INSTRUCTIONS TO FOLLOW:
Copy the data exactly as it appears, and do not include any pictures.

Entries from a visual dataset:
::::::

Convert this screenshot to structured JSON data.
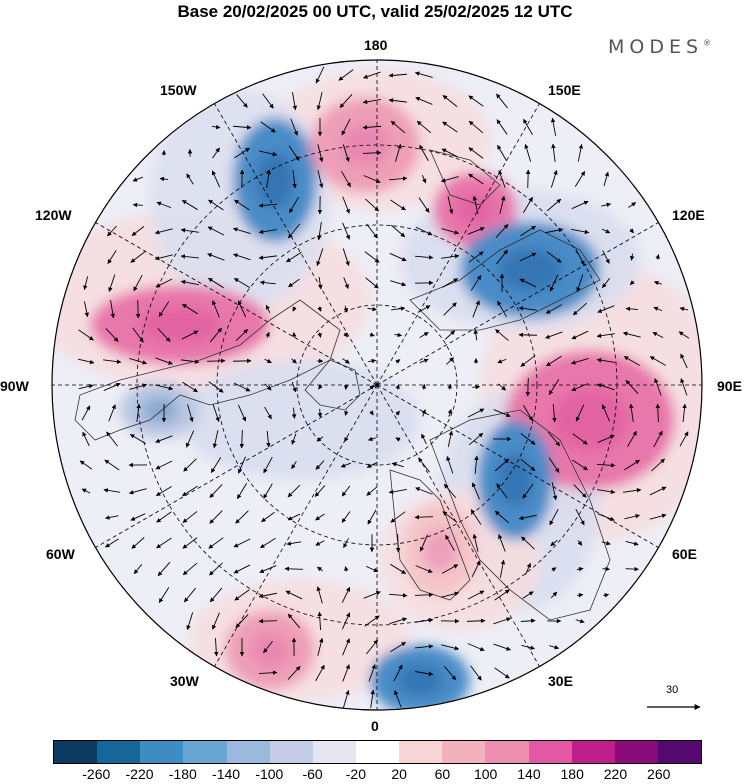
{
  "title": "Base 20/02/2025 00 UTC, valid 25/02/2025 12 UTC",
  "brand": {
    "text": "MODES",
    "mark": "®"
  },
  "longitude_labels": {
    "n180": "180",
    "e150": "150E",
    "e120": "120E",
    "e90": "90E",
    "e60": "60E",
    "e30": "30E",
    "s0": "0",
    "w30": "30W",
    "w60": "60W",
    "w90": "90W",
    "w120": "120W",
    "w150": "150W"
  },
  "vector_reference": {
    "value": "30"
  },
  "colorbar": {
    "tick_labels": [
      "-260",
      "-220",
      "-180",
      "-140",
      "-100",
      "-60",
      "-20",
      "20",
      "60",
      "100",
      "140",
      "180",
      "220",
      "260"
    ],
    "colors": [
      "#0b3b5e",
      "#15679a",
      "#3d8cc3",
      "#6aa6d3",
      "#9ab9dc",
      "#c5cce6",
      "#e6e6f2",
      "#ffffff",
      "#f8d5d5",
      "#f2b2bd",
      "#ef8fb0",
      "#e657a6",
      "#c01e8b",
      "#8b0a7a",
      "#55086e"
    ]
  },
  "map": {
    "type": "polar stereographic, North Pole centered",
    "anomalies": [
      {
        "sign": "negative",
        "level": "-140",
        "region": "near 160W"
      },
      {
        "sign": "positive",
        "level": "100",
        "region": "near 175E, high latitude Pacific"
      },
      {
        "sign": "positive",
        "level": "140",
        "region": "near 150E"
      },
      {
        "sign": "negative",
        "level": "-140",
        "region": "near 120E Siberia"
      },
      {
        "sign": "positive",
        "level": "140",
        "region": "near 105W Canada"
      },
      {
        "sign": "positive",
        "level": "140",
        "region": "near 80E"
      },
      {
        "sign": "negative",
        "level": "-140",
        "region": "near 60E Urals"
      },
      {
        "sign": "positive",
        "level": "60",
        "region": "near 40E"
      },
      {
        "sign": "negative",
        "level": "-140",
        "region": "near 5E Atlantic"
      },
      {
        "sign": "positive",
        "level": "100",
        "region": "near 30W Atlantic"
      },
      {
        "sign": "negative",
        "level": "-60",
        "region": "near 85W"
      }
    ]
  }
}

::::::

WRITTEN RESPONSE:
Convert this screenshot to structured JSON data.
{
  "title": "Base 20/02/2025 00 UTC, valid 25/02/2025 12 UTC",
  "brand": {
    "text": "MODES",
    "mark": "®"
  },
  "longitude_labels": {
    "n180": "180",
    "e150": "150E",
    "e120": "120E",
    "e90": "90E",
    "e60": "60E",
    "e30": "30E",
    "s0": "0",
    "w30": "30W",
    "w60": "60W",
    "w90": "90W",
    "w120": "120W",
    "w150": "150W"
  },
  "vector_reference": {
    "value": "30"
  },
  "colorbar": {
    "tick_labels": [
      "-260",
      "-220",
      "-180",
      "-140",
      "-100",
      "-60",
      "-20",
      "20",
      "60",
      "100",
      "140",
      "180",
      "220",
      "260"
    ],
    "colors": [
      "#0b3b5e",
      "#15679a",
      "#3d8cc3",
      "#6aa6d3",
      "#9ab9dc",
      "#c5cce6",
      "#e6e6f2",
      "#ffffff",
      "#f8d5d5",
      "#f2b2bd",
      "#ef8fb0",
      "#e657a6",
      "#c01e8b",
      "#8b0a7a",
      "#55086e"
    ]
  },
  "map": {
    "type": "polar stereographic, North Pole centered",
    "anomalies": [
      {
        "sign": "negative",
        "level": "-140",
        "region": "near 160W"
      },
      {
        "sign": "positive",
        "level": "100",
        "region": "near 175E, high latitude Pacific"
      },
      {
        "sign": "positive",
        "level": "140",
        "region": "near 150E"
      },
      {
        "sign": "negative",
        "level": "-140",
        "region": "near 120E Siberia"
      },
      {
        "sign": "positive",
        "level": "140",
        "region": "near 105W Canada"
      },
      {
        "sign": "positive",
        "level": "140",
        "region": "near 80E"
      },
      {
        "sign": "negative",
        "level": "-140",
        "region": "near 60E Urals"
      },
      {
        "sign": "positive",
        "level": "60",
        "region": "near 40E"
      },
      {
        "sign": "negative",
        "level": "-140",
        "region": "near 5E Atlantic"
      },
      {
        "sign": "positive",
        "level": "100",
        "region": "near 30W Atlantic"
      },
      {
        "sign": "negative",
        "level": "-60",
        "region": "near 85W"
      }
    ]
  }
}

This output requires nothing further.